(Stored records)
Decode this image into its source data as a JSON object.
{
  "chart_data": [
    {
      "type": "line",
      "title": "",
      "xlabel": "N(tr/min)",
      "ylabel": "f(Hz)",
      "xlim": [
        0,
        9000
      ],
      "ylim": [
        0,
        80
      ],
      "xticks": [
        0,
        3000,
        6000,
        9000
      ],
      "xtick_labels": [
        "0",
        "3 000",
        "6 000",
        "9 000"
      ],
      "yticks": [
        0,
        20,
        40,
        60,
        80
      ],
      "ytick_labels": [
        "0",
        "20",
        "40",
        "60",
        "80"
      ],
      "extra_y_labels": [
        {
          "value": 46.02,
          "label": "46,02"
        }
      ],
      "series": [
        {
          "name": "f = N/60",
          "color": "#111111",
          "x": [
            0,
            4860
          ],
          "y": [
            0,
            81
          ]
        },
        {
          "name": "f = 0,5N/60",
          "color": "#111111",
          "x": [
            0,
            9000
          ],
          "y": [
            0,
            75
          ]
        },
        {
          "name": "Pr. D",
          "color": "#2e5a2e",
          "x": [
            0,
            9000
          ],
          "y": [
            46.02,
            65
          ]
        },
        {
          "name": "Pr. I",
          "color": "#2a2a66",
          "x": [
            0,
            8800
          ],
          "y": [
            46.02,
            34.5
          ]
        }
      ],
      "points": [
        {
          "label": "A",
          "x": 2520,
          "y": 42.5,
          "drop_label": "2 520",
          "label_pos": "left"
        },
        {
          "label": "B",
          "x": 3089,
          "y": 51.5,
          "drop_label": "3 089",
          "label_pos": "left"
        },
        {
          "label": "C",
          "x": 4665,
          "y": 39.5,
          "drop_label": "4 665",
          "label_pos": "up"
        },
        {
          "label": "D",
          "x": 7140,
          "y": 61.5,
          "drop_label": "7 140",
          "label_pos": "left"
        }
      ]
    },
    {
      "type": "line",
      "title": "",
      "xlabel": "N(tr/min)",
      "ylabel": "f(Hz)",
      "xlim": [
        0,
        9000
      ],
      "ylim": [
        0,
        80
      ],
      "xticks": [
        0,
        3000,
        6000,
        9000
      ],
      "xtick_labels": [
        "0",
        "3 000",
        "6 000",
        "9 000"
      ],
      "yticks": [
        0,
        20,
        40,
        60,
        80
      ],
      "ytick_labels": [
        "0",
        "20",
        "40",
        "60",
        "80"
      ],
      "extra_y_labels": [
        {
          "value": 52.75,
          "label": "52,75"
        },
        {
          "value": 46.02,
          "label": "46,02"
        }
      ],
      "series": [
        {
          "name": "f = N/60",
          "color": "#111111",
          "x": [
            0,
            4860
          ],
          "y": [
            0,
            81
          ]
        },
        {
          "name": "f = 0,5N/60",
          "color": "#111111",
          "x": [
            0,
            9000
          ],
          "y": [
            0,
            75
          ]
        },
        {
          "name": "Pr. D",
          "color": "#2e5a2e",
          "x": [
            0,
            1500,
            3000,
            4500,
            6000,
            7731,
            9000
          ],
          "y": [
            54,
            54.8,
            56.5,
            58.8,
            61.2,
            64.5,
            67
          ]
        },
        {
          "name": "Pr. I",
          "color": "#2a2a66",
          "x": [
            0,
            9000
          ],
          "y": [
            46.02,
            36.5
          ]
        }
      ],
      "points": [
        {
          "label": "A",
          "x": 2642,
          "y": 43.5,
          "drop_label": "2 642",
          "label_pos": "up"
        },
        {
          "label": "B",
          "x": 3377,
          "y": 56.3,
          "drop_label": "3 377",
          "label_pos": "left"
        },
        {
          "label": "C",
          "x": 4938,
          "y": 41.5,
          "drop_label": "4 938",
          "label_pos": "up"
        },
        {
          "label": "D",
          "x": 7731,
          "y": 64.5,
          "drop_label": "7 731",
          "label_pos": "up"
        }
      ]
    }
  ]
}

* **Work instructions**:
Repeat the entries shown above, every one, word for word.

* **Written response**:
Decode this image into its source data as a JSON object.
{
  "chart_data": [
    {
      "type": "line",
      "title": "",
      "xlabel": "N(tr/min)",
      "ylabel": "f(Hz)",
      "xlim": [
        0,
        9000
      ],
      "ylim": [
        0,
        80
      ],
      "xticks": [
        0,
        3000,
        6000,
        9000
      ],
      "xtick_labels": [
        "0",
        "3 000",
        "6 000",
        "9 000"
      ],
      "yticks": [
        0,
        20,
        40,
        60,
        80
      ],
      "ytick_labels": [
        "0",
        "20",
        "40",
        "60",
        "80"
      ],
      "extra_y_labels": [
        {
          "value": 46.02,
          "label": "46,02"
        }
      ],
      "series": [
        {
          "name": "f = N/60",
          "color": "#111111",
          "x": [
            0,
            4860
          ],
          "y": [
            0,
            81
          ]
        },
        {
          "name": "f = 0,5N/60",
          "color": "#111111",
          "x": [
            0,
            9000
          ],
          "y": [
            0,
            75
          ]
        },
        {
          "name": "Pr. D",
          "color": "#2e5a2e",
          "x": [
            0,
            9000
          ],
          "y": [
            46.02,
            65
          ]
        },
        {
          "name": "Pr. I",
          "color": "#2a2a66",
          "x": [
            0,
            8800
          ],
          "y": [
            46.02,
            34.5
          ]
        }
      ],
      "points": [
        {
          "label": "A",
          "x": 2520,
          "y": 42.5,
          "drop_label": "2 520",
          "label_pos": "left"
        },
        {
          "label": "B",
          "x": 3089,
          "y": 51.5,
          "drop_label": "3 089",
          "label_pos": "left"
        },
        {
          "label": "C",
          "x": 4665,
          "y": 39.5,
          "drop_label": "4 665",
          "label_pos": "up"
        },
        {
          "label": "D",
          "x": 7140,
          "y": 61.5,
          "drop_label": "7 140",
          "label_pos": "left"
        }
      ]
    },
    {
      "type": "line",
      "title": "",
      "xlabel": "N(tr/min)",
      "ylabel": "f(Hz)",
      "xlim": [
        0,
        9000
      ],
      "ylim": [
        0,
        80
      ],
      "xticks": [
        0,
        3000,
        6000,
        9000
      ],
      "xtick_labels": [
        "0",
        "3 000",
        "6 000",
        "9 000"
      ],
      "yticks": [
        0,
        20,
        40,
        60,
        80
      ],
      "ytick_labels": [
        "0",
        "20",
        "40",
        "60",
        "80"
      ],
      "extra_y_labels": [
        {
          "value": 52.75,
          "label": "52,75"
        },
        {
          "value": 46.02,
          "label": "46,02"
        }
      ],
      "series": [
        {
          "name": "f = N/60",
          "color": "#111111",
          "x": [
            0,
            4860
          ],
          "y": [
            0,
            81
          ]
        },
        {
          "name": "f = 0,5N/60",
          "color": "#111111",
          "x": [
            0,
            9000
          ],
          "y": [
            0,
            75
          ]
        },
        {
          "name": "Pr. D",
          "color": "#2e5a2e",
          "x": [
            0,
            1500,
            3000,
            4500,
            6000,
            7731,
            9000
          ],
          "y": [
            54,
            54.8,
            56.5,
            58.8,
            61.2,
            64.5,
            67
          ]
        },
        {
          "name": "Pr. I",
          "color": "#2a2a66",
          "x": [
            0,
            9000
          ],
          "y": [
            46.02,
            36.5
          ]
        }
      ],
      "points": [
        {
          "label": "A",
          "x": 2642,
          "y": 43.5,
          "drop_label": "2 642",
          "label_pos": "up"
        },
        {
          "label": "B",
          "x": 3377,
          "y": 56.3,
          "drop_label": "3 377",
          "label_pos": "left"
        },
        {
          "label": "C",
          "x": 4938,
          "y": 41.5,
          "drop_label": "4 938",
          "label_pos": "up"
        },
        {
          "label": "D",
          "x": 7731,
          "y": 64.5,
          "drop_label": "7 731",
          "label_pos": "up"
        }
      ]
    }
  ]
}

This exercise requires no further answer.